STATED GOAL A
Within the records, rewrite the stretch from the line containing "dropdown-caret-icon[interactable] — [911, 677, 923, 684]" through the line containing "type-value: Text — [383, 316, 409, 336]", changing "more-options-icon" to "overflow-menu-icon" and keeping everything else the same.

EXCERPT TO READ

○ ○ ○

This blog is intended to provoke discussion and exchange between like minded software application developers, engineers, architects, project managers - and keen hobbyists too.

Monday 28 September 2009, 6:42 AM

Agile programming power everywhere, no thanks!

Posted by Adrian Bridgwater

Following on from a comment I made in relation to a post by Richard Stobart from Unboxed Consulting last week when he asked whether Agile has done enough to promote itself, I have an additional rant to rave in this general direction.

The reasons for my cogitations on this topic are that some vendors appear to think that Agile needs an occasional boost, like it’s already some kind of floundering fish in need of an oxygen boost.

If you look back at the last time I interviewed IBM’s Agile practice leader Scott Ambler, you’ll see that there’s lots of passion attached to this subject. But some of it is almost ‘single-minded’ passion that is hell bent on Agile everywhere. Possibly leading us to down a narrow one-way alley where the scrum can’t move and is in danger of imploding upon itself.

As the ever-affable Jon Collins of Freeform Dynamics said, “If something goes wrong {… with Agile…} there can be a domino effect on other parts of the project. To all intents and purposes, Agile approaches can be intense and rewarding, but the one thing they are reliant on is a level of structure and co-ordination.”

It’s not just a quick fix ‘chuck an Agile team at it and have some power scrums’ one size fits all solution then – and as I said before, don’t necessarily expose the underlying foundation of the total application ecosystem to Agile. So how do we know when to use Agile (or insert other programming methodology of choice) or not?

As US blogger Steve Yegge said some time back now, “When I was growing up, cholesterol was bad for you. Nowadays there’s good cholesterol and bad cholesterol.”

Perhaps this ‘confusion’ is the raison d’etre for Stobart’s company today then? Perhaps it’s the same reason why IBM has a ‘practice leader’ (I'm sure they forgot to slip the term evangelist into that job title somewhere?) and why they all blog a) so much and b) with a fair degree of style.

IBM’s Ambler has a blog that ranks globally alongside many professional journalists including (ah-hem) my own in the realm of software application development – and Unboxed Consulting is doing its level best to bring sexy cartoon inspired chic to the world of coding almost single handedly I would say.

So nuclear power, no thanks – but Agile power, yes please but not all the time? Something like that isn’t it? Or am I showing my age?

Comments on this post

Jonathan Bennett

Agile methods are good at dealing with a particular class of problem seen in business software development: Changing requirements. Waterfall development was (I use the past tense in hope no-one uses it any more) deeply flawed because no matter how well-written your specification was, it was out of date by the time the implementation was ready.

○ ○ ○

SUPPLIED MATERIAL
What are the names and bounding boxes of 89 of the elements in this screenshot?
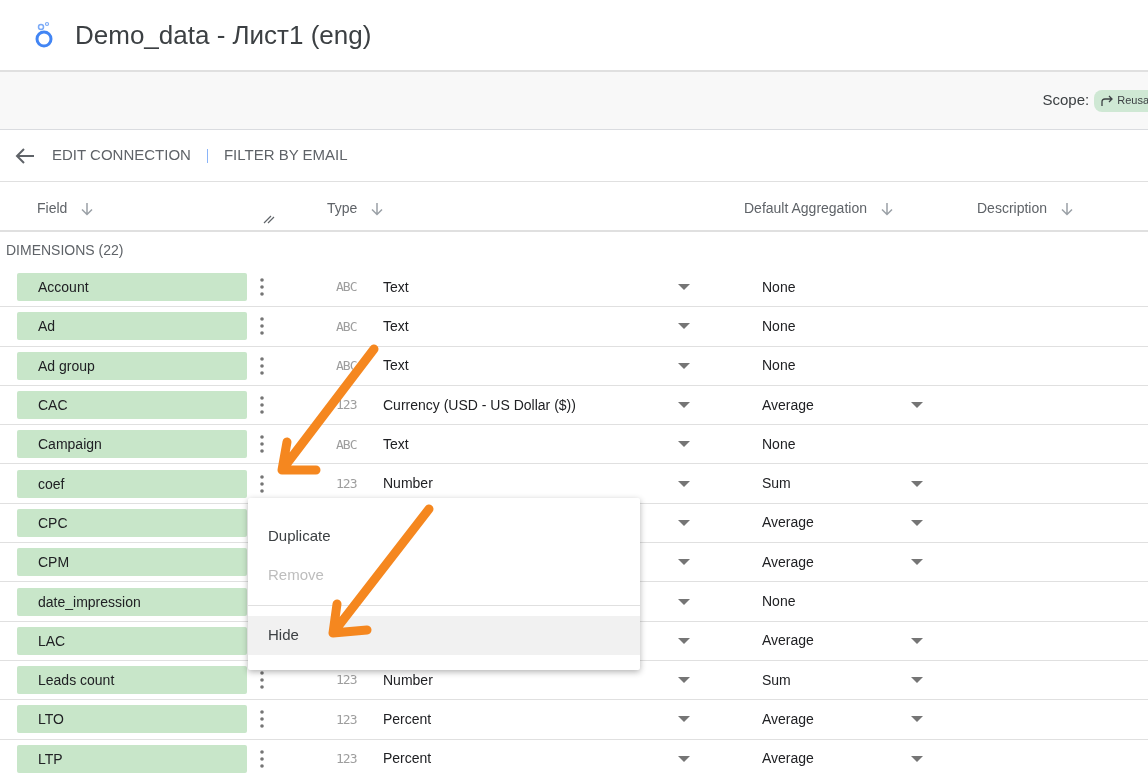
dropdown-caret-icon[interactable] — [911, 677, 923, 684]
more-options-icon[interactable] — [260, 709, 264, 730]
column-header[interactable]: Type — [327, 198, 358, 219]
type-icon: 123 — [336, 473, 357, 494]
aggregation-value: None — [762, 356, 796, 376]
aggregation-value: Sum — [762, 670, 791, 690]
more-options-icon[interactable] — [260, 316, 264, 337]
toolbar-link[interactable]: EDIT CONNECTION — [52, 144, 191, 167]
type-value: Text — [383, 316, 409, 336]
dropdown-caret-icon[interactable] — [678, 519, 690, 526]
field-chip[interactable]: Ad — [17, 312, 247, 341]
dropdown-caret-icon[interactable] — [678, 441, 690, 448]
dropdown-caret-icon[interactable] — [678, 402, 690, 409]
dropdown-caret-icon[interactable] — [911, 480, 923, 487]
menu-item[interactable]: Duplicate — [248, 517, 640, 556]
more-options-icon[interactable] — [260, 355, 264, 376]
aggregation-value: Average — [762, 513, 814, 533]
field-chip[interactable]: date_impression — [17, 587, 247, 616]
type-icon: 123 — [336, 748, 357, 769]
type-icon: 123 — [336, 709, 357, 730]
field-chip[interactable]: Campaign — [17, 430, 247, 459]
type-value: Percent — [383, 749, 432, 769]
field-chip[interactable]: Leads count — [17, 666, 247, 695]
dropdown-caret-icon[interactable] — [678, 716, 690, 723]
type-value: Text — [383, 356, 409, 376]
section-label: DIMENSIONS (22) — [6, 240, 124, 260]
dropdown-caret-icon[interactable] — [678, 598, 690, 605]
dropdown-caret-icon[interactable] — [678, 755, 690, 762]
field-chip[interactable]: CAC — [17, 391, 247, 420]
aggregation-value: Average — [762, 631, 814, 651]
resize-handle-icon[interactable] — [263, 214, 275, 224]
more-options-icon[interactable] — [260, 395, 264, 416]
type-value: Currency (USD - US Dollar ($)) — [383, 395, 576, 415]
dropdown-caret-icon[interactable] — [911, 559, 923, 566]
page-title: Demo_data - Лист1 (eng) — [75, 18, 372, 52]
dropdown-caret-icon[interactable] — [678, 559, 690, 566]
logo-icon — [33, 21, 55, 49]
type-value: Percent — [383, 709, 432, 729]
field-chip[interactable]: Account — [17, 273, 247, 302]
type-icon: 123 — [336, 670, 357, 690]
type-icon: ABC — [336, 356, 357, 376]
aggregation-value: Sum — [762, 474, 791, 494]
field-chip[interactable]: CPM — [17, 548, 247, 577]
field-chip[interactable]: LTO — [17, 705, 247, 734]
aggregation-value: Average — [762, 749, 814, 769]
field-chip[interactable]: LTP — [17, 744, 247, 773]
type-value: Number — [383, 670, 433, 690]
type-icon: 123 — [336, 395, 357, 415]
dropdown-caret-icon[interactable] — [678, 637, 690, 644]
column-header[interactable]: Description — [977, 198, 1048, 219]
dropdown-caret-icon[interactable] — [678, 284, 690, 291]
more-options-icon[interactable] — [260, 473, 264, 494]
field-chip[interactable]: LAC — [17, 626, 247, 655]
aggregation-value: None — [762, 316, 796, 336]
aggregation-value: None — [762, 592, 796, 611]
type-icon: ABC — [336, 316, 357, 337]
dropdown-caret-icon[interactable] — [911, 716, 923, 723]
more-options-icon[interactable] — [260, 434, 264, 455]
type-value: Number — [383, 474, 433, 494]
field-chip[interactable]: CPC — [17, 508, 247, 537]
share-arrow-icon — [1100, 94, 1115, 107]
dropdown-caret-icon[interactable] — [678, 323, 690, 330]
type-value: Text — [383, 434, 409, 454]
column-header[interactable]: Field — [37, 198, 68, 219]
dropdown-caret-icon[interactable] — [911, 637, 923, 644]
more-options-icon[interactable] — [260, 748, 264, 769]
aggregation-value: None — [762, 434, 796, 454]
dropdown-caret-icon[interactable] — [678, 362, 690, 369]
dropdown-caret-icon[interactable] — [911, 402, 923, 409]
more-options-icon[interactable] — [260, 277, 264, 298]
scope-label: Scope: — [1042, 90, 1090, 111]
aggregation-value: None — [762, 277, 796, 297]
more-options-icon[interactable] — [260, 670, 264, 691]
menu-item[interactable]: Hide — [248, 616, 640, 655]
sort-arrow-icon[interactable] — [879, 200, 895, 217]
field-chip[interactable]: coef — [17, 469, 247, 498]
toolbar-link[interactable]: FILTER BY EMAIL — [223, 144, 348, 167]
type-icon: ABC — [336, 434, 357, 455]
aggregation-value: Average — [762, 709, 814, 729]
dropdown-caret-icon[interactable] — [911, 755, 923, 762]
column-header[interactable]: Default Aggregation — [744, 198, 867, 219]
aggregation-value: Average — [762, 395, 814, 415]
dropdown-caret-icon[interactable] — [911, 519, 923, 526]
dropdown-caret-icon[interactable] — [678, 677, 690, 684]
aggregation-value: Average — [762, 552, 814, 572]
dropdown-caret-icon[interactable] — [678, 480, 690, 487]
type-icon: ABC — [336, 277, 357, 297]
field-chip[interactable]: Ad group — [17, 351, 247, 380]
type-value: Text — [383, 277, 409, 297]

○ ○ ○

STATED GOAL B
According to the blog post on Agile programming, what does Jon Collins say Agile approaches are reliant on?

WRITTEN ANSWER A
dropdown-caret-icon[interactable] — [911, 677, 923, 684]
overflow-menu-icon[interactable] — [260, 709, 264, 730]
column-header[interactable]: Type — [327, 198, 358, 219]
type-icon: 123 — [336, 473, 357, 494]
aggregation-value: None — [762, 356, 796, 376]
aggregation-value: Sum — [762, 670, 791, 690]
overflow-menu-icon[interactable] — [260, 316, 264, 337]
toolbar-link[interactable]: EDIT CONNECTION — [52, 144, 191, 167]
type-value: Text — [383, 316, 409, 336]

WRITTEN ANSWER B
A level of structure and co-ordination.